Copy all of the records below verbatim.

(Data entries)
○ ○ ○ ○ ○ ○ ○

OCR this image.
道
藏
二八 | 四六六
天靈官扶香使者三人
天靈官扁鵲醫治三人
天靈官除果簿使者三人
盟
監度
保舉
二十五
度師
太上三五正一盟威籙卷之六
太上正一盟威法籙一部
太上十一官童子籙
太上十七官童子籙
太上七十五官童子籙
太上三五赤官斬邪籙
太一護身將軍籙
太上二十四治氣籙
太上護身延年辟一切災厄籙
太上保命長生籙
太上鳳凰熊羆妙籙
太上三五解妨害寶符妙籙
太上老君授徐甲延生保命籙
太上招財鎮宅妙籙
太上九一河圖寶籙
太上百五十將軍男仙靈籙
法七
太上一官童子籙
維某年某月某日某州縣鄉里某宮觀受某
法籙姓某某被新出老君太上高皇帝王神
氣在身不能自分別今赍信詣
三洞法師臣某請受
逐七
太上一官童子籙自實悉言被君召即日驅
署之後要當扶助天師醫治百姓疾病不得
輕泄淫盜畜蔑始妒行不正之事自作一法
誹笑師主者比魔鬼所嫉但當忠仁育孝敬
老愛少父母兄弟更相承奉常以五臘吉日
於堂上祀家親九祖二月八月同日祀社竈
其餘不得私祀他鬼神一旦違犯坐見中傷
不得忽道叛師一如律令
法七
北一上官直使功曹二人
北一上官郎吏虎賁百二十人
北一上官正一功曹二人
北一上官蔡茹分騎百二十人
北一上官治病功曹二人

○ ○ ○ ○ ○ ○ ○

THE RESPONSE:
OCR this image.
道
藏
二八 | 四六六
天靈官扶香使者三人
天靈官扁鵲醫治三人
天靈官除果簿使者三人
盟
監度
保舉
二十五
度師
太上三五正一盟威籙卷之六
太上正一盟威法籙一部
太上十一官童子籙
太上十七官童子籙
太上七十五官童子籙
太上三五赤官斬邪籙
太一護身將軍籙
太上二十四治氣籙
太上護身延年辟一切災厄籙
太上保命長生籙
太上鳳凰熊羆妙籙
太上三五解妨害寶符妙籙
太上老君授徐甲延生保命籙
太上招財鎮宅妙籙
太上九一河圖寶籙
太上百五十將軍男仙靈籙
法七
太上一官童子籙
維某年某月某日某州縣鄉里某宮觀受某
法籙姓某某被新出老君太上高皇帝王神
氣在身不能自分別今赍信詣
三洞法師臣某請受
逐七
太上一官童子籙自實悉言被君召即日驅
署之後要當扶助天師醫治百姓疾病不得
輕泄淫盜畜蔑始妒行不正之事自作一法
誹笑師主者比魔鬼所嫉但當忠仁育孝敬
老愛少父母兄弟更相承奉常以五臘吉日
於堂上祀家親九祖二月八月同日祀社竈
其餘不得私祀他鬼神一旦違犯坐見中傷
不得忽道叛師一如律令
法七
北一上官直使功曹二人
北一上官郎吏虎賁百二十人
北一上官正一功曹二人
北一上官蔡茹分騎百二十人
北一上官治病功曹二人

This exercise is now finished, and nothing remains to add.